● Exercise objective
Copy the records below exactly, leaving out any pictures.

● Task material
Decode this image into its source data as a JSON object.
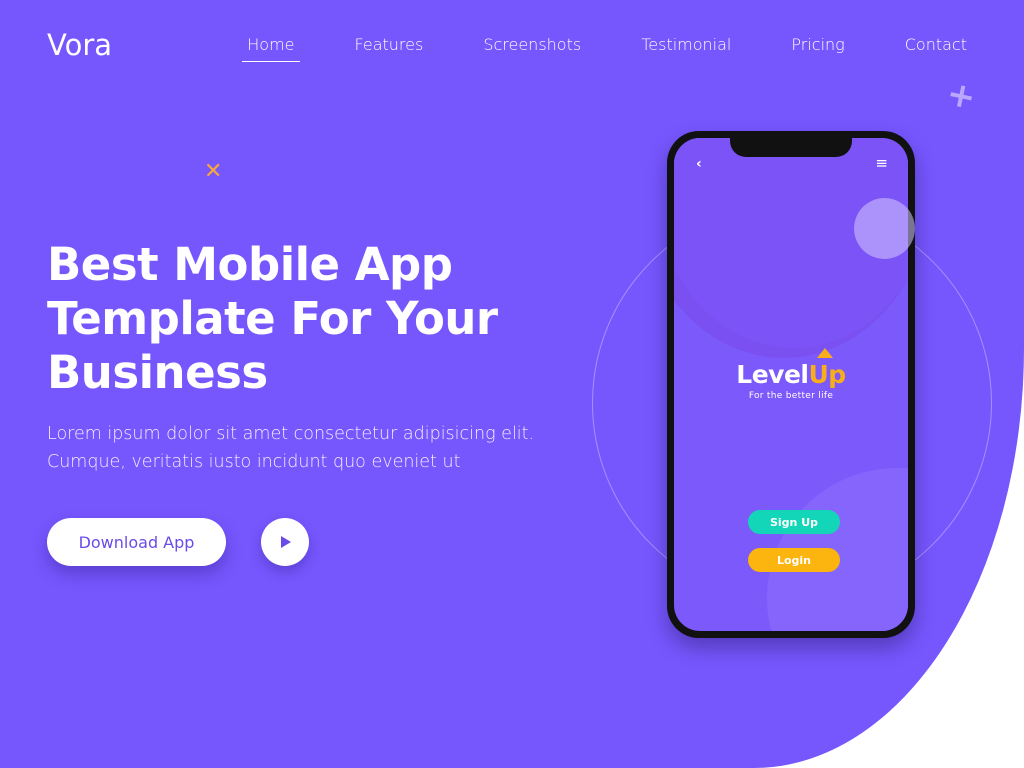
{
  "brand": {
    "logo": "Vora"
  },
  "nav": {
    "items": [
      {
        "label": "Home",
        "active": true
      },
      {
        "label": "Features"
      },
      {
        "label": "Screenshots"
      },
      {
        "label": "Testimonial"
      },
      {
        "label": "Pricing"
      },
      {
        "label": "Contact"
      }
    ]
  },
  "hero": {
    "headline": "Best Mobile App Template For Your Business",
    "subtitle": "Lorem ipsum dolor sit amet consectetur adipisicing elit. Cumque, veritatis iusto incidunt quo eveniet ut",
    "download_label": "Download App"
  },
  "phone": {
    "app_name_part1": "Level",
    "app_name_part2": "Up",
    "tagline": "For the better life",
    "signup_label": "Sign Up",
    "login_label": "Login",
    "back_glyph": "‹",
    "menu_glyph": "≡"
  },
  "icons": {
    "decor_cross": "cross-icon",
    "decor_plus": "plus-icon",
    "play": "play-icon"
  },
  "colors": {
    "hero_bg": "#7657fe",
    "accent_orange": "#f8ae1a",
    "accent_teal": "#13d6b8"
  }
}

● Exercise result
Decode this image into its source data as a JSON object.
{
  "brand": {
    "logo": "Vora"
  },
  "nav": {
    "items": [
      {
        "label": "Home",
        "active": true
      },
      {
        "label": "Features"
      },
      {
        "label": "Screenshots"
      },
      {
        "label": "Testimonial"
      },
      {
        "label": "Pricing"
      },
      {
        "label": "Contact"
      }
    ]
  },
  "hero": {
    "headline": "Best Mobile App Template For Your Business",
    "subtitle": "Lorem ipsum dolor sit amet consectetur adipisicing elit. Cumque, veritatis iusto incidunt quo eveniet ut",
    "download_label": "Download App"
  },
  "phone": {
    "app_name_part1": "Level",
    "app_name_part2": "Up",
    "tagline": "For the better life",
    "signup_label": "Sign Up",
    "login_label": "Login",
    "back_glyph": "‹",
    "menu_glyph": "≡"
  },
  "icons": {
    "decor_cross": "cross-icon",
    "decor_plus": "plus-icon",
    "play": "play-icon"
  },
  "colors": {
    "hero_bg": "#7657fe",
    "accent_orange": "#f8ae1a",
    "accent_teal": "#13d6b8"
  }
}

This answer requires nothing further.